----- Information given

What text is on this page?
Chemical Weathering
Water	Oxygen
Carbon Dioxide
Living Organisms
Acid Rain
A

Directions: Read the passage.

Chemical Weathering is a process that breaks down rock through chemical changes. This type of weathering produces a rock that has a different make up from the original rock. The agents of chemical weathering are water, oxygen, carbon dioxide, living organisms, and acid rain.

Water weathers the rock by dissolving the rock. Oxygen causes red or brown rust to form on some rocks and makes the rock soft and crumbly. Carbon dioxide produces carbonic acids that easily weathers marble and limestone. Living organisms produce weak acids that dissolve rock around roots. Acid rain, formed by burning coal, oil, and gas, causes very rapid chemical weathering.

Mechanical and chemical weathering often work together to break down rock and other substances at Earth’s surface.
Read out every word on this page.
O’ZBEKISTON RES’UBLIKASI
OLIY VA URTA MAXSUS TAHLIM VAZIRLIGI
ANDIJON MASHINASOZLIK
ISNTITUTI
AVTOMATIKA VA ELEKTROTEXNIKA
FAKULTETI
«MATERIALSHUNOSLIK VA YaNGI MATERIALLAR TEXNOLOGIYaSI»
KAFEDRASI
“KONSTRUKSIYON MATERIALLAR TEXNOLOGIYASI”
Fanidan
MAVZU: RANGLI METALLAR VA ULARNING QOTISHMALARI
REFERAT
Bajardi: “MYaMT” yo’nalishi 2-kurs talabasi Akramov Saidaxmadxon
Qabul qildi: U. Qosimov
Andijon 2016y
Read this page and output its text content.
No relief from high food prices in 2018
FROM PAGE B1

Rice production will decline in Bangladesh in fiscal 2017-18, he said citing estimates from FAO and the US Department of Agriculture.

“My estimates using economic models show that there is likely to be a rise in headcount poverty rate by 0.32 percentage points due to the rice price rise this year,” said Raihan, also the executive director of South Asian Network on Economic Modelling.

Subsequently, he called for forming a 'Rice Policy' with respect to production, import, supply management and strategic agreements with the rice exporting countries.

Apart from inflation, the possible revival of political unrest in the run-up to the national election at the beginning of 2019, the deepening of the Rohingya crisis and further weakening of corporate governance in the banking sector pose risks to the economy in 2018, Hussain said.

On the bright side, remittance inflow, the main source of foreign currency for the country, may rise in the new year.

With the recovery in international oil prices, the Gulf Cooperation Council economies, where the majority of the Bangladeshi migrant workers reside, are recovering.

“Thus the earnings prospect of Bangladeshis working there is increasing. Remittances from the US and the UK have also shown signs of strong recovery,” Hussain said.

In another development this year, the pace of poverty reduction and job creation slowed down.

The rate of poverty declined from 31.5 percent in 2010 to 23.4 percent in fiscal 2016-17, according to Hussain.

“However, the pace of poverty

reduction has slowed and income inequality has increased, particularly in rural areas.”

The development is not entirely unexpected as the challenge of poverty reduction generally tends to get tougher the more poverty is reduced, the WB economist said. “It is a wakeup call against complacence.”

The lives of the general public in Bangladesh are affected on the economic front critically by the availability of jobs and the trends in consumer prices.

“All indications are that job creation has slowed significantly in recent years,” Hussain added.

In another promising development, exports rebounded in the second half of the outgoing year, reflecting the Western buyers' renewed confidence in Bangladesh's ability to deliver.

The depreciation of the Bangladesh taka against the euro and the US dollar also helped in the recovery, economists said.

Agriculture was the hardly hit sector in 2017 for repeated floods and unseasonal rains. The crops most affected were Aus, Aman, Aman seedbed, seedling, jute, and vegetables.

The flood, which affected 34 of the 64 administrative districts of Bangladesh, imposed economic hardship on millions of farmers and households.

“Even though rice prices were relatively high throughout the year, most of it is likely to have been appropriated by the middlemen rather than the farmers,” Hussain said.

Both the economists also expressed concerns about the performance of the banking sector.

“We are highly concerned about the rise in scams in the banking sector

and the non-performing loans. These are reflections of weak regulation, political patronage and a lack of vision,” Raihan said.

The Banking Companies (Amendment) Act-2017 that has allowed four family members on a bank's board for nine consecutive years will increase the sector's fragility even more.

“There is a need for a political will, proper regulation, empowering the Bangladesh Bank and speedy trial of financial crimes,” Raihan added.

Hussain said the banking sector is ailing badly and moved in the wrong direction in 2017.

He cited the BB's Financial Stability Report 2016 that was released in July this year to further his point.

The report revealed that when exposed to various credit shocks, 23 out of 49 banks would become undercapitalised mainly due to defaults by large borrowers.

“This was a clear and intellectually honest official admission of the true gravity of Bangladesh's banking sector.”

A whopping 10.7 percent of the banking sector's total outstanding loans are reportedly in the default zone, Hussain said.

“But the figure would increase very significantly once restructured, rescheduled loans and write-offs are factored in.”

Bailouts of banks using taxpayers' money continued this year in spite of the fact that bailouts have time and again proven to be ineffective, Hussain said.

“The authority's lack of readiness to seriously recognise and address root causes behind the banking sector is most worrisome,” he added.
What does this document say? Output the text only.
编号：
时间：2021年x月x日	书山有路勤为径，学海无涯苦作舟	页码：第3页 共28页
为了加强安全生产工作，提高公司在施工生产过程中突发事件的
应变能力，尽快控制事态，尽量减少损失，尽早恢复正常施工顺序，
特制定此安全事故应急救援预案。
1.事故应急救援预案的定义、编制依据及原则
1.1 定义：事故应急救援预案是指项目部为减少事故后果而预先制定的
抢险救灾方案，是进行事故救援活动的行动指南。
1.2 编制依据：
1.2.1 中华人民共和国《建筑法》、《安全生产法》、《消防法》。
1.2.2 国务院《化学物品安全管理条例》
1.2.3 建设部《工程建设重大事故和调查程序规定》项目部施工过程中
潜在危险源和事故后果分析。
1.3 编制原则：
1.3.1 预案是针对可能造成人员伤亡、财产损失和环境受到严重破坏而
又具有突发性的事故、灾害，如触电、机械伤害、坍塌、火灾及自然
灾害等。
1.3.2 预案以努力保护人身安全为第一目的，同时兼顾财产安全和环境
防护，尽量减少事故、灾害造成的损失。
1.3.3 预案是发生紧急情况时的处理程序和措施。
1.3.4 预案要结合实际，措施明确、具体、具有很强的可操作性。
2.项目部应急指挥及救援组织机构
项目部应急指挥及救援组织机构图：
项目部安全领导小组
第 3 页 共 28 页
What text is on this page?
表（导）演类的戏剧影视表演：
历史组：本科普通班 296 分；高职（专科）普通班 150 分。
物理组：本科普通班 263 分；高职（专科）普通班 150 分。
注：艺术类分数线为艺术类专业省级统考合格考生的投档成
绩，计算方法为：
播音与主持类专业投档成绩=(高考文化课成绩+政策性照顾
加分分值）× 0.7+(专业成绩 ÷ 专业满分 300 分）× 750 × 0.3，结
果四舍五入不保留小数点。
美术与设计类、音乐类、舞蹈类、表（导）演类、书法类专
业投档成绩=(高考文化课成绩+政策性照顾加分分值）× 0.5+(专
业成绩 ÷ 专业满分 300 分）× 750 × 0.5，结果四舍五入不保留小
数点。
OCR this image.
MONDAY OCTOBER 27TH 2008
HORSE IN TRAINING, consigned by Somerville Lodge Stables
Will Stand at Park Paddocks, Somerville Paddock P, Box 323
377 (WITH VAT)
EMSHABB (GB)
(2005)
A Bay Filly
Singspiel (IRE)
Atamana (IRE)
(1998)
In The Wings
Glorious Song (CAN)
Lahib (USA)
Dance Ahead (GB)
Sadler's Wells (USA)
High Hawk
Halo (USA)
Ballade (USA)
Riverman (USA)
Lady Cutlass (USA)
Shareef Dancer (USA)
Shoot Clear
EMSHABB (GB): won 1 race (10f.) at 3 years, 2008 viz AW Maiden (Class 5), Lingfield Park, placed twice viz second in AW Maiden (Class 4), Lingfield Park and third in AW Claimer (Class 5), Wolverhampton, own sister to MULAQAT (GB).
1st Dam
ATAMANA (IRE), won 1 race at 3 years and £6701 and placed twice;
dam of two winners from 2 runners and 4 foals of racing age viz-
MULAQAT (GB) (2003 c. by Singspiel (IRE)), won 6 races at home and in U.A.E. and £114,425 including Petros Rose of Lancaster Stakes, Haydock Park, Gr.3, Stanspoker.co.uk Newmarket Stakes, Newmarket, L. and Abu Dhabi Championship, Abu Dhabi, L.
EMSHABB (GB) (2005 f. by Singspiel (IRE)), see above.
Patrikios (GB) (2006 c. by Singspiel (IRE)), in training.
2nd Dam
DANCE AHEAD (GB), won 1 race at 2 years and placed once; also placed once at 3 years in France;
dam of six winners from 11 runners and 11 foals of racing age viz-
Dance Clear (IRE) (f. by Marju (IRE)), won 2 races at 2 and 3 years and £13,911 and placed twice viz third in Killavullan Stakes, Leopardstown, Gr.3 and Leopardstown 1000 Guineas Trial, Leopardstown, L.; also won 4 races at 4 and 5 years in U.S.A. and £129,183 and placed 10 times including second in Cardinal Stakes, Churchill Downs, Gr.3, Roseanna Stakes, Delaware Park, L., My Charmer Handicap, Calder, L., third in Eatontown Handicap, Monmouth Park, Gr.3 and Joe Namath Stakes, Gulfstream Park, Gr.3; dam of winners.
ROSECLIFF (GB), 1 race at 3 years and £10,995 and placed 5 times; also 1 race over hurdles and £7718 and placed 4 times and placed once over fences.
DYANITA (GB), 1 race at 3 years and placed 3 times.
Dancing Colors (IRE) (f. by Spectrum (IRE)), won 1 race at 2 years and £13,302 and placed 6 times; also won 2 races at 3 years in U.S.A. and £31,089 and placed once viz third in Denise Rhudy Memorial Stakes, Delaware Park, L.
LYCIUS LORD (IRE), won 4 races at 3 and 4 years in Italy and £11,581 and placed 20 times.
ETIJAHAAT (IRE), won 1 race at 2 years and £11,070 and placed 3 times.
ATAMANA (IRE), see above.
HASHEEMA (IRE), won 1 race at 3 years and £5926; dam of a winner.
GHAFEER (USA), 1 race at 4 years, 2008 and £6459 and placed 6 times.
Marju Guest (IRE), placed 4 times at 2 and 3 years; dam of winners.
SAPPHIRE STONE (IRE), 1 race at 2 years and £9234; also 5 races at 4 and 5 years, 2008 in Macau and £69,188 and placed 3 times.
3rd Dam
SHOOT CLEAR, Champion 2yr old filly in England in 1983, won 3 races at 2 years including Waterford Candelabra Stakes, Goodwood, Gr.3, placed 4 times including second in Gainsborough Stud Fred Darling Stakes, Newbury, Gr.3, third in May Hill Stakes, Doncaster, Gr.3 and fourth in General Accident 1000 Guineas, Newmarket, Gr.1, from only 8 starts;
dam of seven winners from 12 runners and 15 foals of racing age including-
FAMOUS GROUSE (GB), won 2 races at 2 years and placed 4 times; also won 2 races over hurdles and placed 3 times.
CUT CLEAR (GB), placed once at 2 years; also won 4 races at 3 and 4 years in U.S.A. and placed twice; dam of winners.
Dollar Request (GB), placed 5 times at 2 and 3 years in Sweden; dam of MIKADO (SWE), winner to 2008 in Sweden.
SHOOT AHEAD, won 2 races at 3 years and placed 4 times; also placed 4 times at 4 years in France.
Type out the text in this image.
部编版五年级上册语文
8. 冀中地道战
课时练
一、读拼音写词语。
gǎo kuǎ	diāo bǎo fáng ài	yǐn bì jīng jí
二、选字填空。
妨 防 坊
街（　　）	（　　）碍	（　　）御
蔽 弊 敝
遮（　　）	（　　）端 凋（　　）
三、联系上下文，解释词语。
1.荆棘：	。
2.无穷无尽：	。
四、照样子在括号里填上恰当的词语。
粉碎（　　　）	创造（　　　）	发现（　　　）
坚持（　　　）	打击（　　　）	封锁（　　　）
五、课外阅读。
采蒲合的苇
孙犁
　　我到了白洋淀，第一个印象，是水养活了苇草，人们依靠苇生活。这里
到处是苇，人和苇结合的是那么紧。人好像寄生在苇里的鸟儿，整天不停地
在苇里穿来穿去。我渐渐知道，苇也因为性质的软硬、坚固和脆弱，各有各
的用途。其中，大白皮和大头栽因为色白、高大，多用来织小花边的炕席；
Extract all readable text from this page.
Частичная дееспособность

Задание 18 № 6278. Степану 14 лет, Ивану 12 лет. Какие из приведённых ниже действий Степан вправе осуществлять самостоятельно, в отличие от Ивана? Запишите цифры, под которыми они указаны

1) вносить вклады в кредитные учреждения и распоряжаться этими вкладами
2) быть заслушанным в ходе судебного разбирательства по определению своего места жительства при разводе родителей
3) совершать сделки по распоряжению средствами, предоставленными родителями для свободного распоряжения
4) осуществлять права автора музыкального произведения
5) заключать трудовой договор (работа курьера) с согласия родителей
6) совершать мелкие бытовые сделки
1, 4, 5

----------

Please list every line of the records that contains "winners".

dam of two winners from 2 runners and 4 foals of racing age viz-
dam of six winners from 11 runners and 11 foals of racing age viz-
Dance Clear (IRE) (f. by Marju (IRE)), won 2 races at 2 and 3 years and £13,911 and placed twice viz third in Killavullan Stakes, Leopardstown, Gr.3 and Leopardstown 1000 Guineas Trial, Leopardstown, L.; also won 4 races at 4 and 5 years in U.S.A. and £129,183 and placed 10 times including second in Cardinal Stakes, Churchill Downs, Gr.3, Roseanna Stakes, Delaware Park, L., My Charmer Handicap, Calder, L., third in Eatontown Handicap, Monmouth Park, Gr.3 and Joe Namath Stakes, Gulfstream Park, Gr.3; dam of winners.
Marju Guest (IRE), placed 4 times at 2 and 3 years; dam of winners.
dam of seven winners from 12 runners and 15 foals of racing age including-
CUT CLEAR (GB), placed once at 2 years; also won 4 races at 3 and 4 years in U.S.A. and placed twice; dam of winners.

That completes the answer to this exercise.